DIRECTIONS FOR THIS TASK »
In full and without deviation, write out the entries that follow.
----
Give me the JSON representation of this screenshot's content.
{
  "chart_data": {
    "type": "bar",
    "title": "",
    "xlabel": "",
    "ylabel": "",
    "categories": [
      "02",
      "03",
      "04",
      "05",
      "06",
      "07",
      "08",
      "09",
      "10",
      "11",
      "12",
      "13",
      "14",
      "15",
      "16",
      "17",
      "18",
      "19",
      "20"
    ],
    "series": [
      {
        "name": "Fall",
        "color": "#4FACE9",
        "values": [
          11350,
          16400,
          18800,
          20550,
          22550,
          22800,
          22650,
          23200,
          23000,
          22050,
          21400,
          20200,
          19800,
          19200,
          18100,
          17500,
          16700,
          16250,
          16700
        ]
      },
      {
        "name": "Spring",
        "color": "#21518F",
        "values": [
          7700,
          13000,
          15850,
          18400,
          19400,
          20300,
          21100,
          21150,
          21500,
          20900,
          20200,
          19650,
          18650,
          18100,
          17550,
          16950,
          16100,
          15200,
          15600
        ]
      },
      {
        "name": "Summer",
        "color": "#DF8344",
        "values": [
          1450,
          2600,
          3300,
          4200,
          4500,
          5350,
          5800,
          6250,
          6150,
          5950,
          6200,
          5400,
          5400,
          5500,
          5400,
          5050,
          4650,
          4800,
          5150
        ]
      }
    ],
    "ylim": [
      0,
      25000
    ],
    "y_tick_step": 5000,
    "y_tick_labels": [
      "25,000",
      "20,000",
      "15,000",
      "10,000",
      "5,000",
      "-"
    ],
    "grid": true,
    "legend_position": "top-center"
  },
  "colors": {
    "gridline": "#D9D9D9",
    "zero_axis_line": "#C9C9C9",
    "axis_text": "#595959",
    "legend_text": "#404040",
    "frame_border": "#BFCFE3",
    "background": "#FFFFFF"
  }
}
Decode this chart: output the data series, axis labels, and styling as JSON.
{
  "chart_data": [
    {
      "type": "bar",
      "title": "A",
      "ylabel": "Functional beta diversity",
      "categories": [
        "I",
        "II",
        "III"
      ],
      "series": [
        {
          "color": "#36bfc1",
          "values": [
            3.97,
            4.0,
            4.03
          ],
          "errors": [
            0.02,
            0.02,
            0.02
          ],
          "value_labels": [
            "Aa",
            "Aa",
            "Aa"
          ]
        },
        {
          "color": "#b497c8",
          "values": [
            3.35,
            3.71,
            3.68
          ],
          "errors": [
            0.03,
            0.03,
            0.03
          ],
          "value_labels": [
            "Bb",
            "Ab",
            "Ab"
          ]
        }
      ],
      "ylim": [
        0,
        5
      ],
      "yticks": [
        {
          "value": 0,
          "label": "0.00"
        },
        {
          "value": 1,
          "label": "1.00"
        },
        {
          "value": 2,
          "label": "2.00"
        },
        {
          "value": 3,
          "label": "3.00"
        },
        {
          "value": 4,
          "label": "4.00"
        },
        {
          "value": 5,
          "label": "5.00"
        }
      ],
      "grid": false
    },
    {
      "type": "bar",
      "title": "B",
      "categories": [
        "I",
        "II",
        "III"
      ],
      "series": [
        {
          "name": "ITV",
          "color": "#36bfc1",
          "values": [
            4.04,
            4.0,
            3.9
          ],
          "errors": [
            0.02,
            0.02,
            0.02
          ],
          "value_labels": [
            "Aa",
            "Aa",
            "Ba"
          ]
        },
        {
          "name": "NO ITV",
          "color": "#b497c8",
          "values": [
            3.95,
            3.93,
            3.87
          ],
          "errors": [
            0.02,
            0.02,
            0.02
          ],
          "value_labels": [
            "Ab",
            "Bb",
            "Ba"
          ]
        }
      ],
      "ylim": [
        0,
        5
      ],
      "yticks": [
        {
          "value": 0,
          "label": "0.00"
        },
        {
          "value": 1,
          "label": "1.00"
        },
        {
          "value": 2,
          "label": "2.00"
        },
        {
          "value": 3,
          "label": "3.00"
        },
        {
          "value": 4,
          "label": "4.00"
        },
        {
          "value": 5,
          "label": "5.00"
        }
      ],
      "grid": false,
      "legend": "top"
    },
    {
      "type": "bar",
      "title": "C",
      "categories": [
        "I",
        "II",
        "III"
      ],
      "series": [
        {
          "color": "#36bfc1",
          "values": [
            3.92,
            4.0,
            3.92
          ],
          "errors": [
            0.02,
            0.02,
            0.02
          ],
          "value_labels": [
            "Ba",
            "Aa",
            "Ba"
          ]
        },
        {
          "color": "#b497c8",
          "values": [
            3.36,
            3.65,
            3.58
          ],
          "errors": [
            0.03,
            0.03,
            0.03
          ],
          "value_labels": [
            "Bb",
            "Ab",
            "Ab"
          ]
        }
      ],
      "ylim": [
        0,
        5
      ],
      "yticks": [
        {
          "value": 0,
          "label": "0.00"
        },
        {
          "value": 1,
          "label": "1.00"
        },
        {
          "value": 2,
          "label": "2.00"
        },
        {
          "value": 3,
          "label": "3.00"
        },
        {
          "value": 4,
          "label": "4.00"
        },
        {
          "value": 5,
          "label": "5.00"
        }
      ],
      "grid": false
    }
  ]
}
----
OUTPUT BELOW »
Give me the JSON representation of this screenshot's content.
{
  "chart_data": {
    "type": "bar",
    "title": "",
    "xlabel": "",
    "ylabel": "",
    "categories": [
      "02",
      "03",
      "04",
      "05",
      "06",
      "07",
      "08",
      "09",
      "10",
      "11",
      "12",
      "13",
      "14",
      "15",
      "16",
      "17",
      "18",
      "19",
      "20"
    ],
    "series": [
      {
        "name": "Fall",
        "color": "#4FACE9",
        "values": [
          11350,
          16400,
          18800,
          20550,
          22550,
          22800,
          22650,
          23200,
          23000,
          22050,
          21400,
          20200,
          19800,
          19200,
          18100,
          17500,
          16700,
          16250,
          16700
        ]
      },
      {
        "name": "Spring",
        "color": "#21518F",
        "values": [
          7700,
          13000,
          15850,
          18400,
          19400,
          20300,
          21100,
          21150,
          21500,
          20900,
          20200,
          19650,
          18650,
          18100,
          17550,
          16950,
          16100,
          15200,
          15600
        ]
      },
      {
        "name": "Summer",
        "color": "#DF8344",
        "values": [
          1450,
          2600,
          3300,
          4200,
          4500,
          5350,
          5800,
          6250,
          6150,
          5950,
          6200,
          5400,
          5400,
          5500,
          5400,
          5050,
          4650,
          4800,
          5150
        ]
      }
    ],
    "ylim": [
      0,
      25000
    ],
    "y_tick_step": 5000,
    "y_tick_labels": [
      "25,000",
      "20,000",
      "15,000",
      "10,000",
      "5,000",
      "-"
    ],
    "grid": true,
    "legend_position": "top-center"
  },
  "colors": {
    "gridline": "#D9D9D9",
    "zero_axis_line": "#C9C9C9",
    "axis_text": "#595959",
    "legend_text": "#404040",
    "frame_border": "#BFCFE3",
    "background": "#FFFFFF"
  }
}
Decode this chart: output the data series, axis labels, and styling as JSON.
{
  "chart_data": [
    {
      "type": "bar",
      "title": "A",
      "ylabel": "Functional beta diversity",
      "categories": [
        "I",
        "II",
        "III"
      ],
      "series": [
        {
          "color": "#36bfc1",
          "values": [
            3.97,
            4.0,
            4.03
          ],
          "errors": [
            0.02,
            0.02,
            0.02
          ],
          "value_labels": [
            "Aa",
            "Aa",
            "Aa"
          ]
        },
        {
          "color": "#b497c8",
          "values": [
            3.35,
            3.71,
            3.68
          ],
          "errors": [
            0.03,
            0.03,
            0.03
          ],
          "value_labels": [
            "Bb",
            "Ab",
            "Ab"
          ]
        }
      ],
      "ylim": [
        0,
        5
      ],
      "yticks": [
        {
          "value": 0,
          "label": "0.00"
        },
        {
          "value": 1,
          "label": "1.00"
        },
        {
          "value": 2,
          "label": "2.00"
        },
        {
          "value": 3,
          "label": "3.00"
        },
        {
          "value": 4,
          "label": "4.00"
        },
        {
          "value": 5,
          "label": "5.00"
        }
      ],
      "grid": false
    },
    {
      "type": "bar",
      "title": "B",
      "categories": [
        "I",
        "II",
        "III"
      ],
      "series": [
        {
          "name": "ITV",
          "color": "#36bfc1",
          "values": [
            4.04,
            4.0,
            3.9
          ],
          "errors": [
            0.02,
            0.02,
            0.02
          ],
          "value_labels": [
            "Aa",
            "Aa",
            "Ba"
          ]
        },
        {
          "name": "NO ITV",
          "color": "#b497c8",
          "values": [
            3.95,
            3.93,
            3.87
          ],
          "errors": [
            0.02,
            0.02,
            0.02
          ],
          "value_labels": [
            "Ab",
            "Bb",
            "Ba"
          ]
        }
      ],
      "ylim": [
        0,
        5
      ],
      "yticks": [
        {
          "value": 0,
          "label": "0.00"
        },
        {
          "value": 1,
          "label": "1.00"
        },
        {
          "value": 2,
          "label": "2.00"
        },
        {
          "value": 3,
          "label": "3.00"
        },
        {
          "value": 4,
          "label": "4.00"
        },
        {
          "value": 5,
          "label": "5.00"
        }
      ],
      "grid": false,
      "legend": "top"
    },
    {
      "type": "bar",
      "title": "C",
      "categories": [
        "I",
        "II",
        "III"
      ],
      "series": [
        {
          "color": "#36bfc1",
          "values": [
            3.92,
            4.0,
            3.92
          ],
          "errors": [
            0.02,
            0.02,
            0.02
          ],
          "value_labels": [
            "Ba",
            "Aa",
            "Ba"
          ]
        },
        {
          "color": "#b497c8",
          "values": [
            3.36,
            3.65,
            3.58
          ],
          "errors": [
            0.03,
            0.03,
            0.03
          ],
          "value_labels": [
            "Bb",
            "Ab",
            "Ab"
          ]
        }
      ],
      "ylim": [
        0,
        5
      ],
      "yticks": [
        {
          "value": 0,
          "label": "0.00"
        },
        {
          "value": 1,
          "label": "1.00"
        },
        {
          "value": 2,
          "label": "2.00"
        },
        {
          "value": 3,
          "label": "3.00"
        },
        {
          "value": 4,
          "label": "4.00"
        },
        {
          "value": 5,
          "label": "5.00"
        }
      ],
      "grid": false
    }
  ]
}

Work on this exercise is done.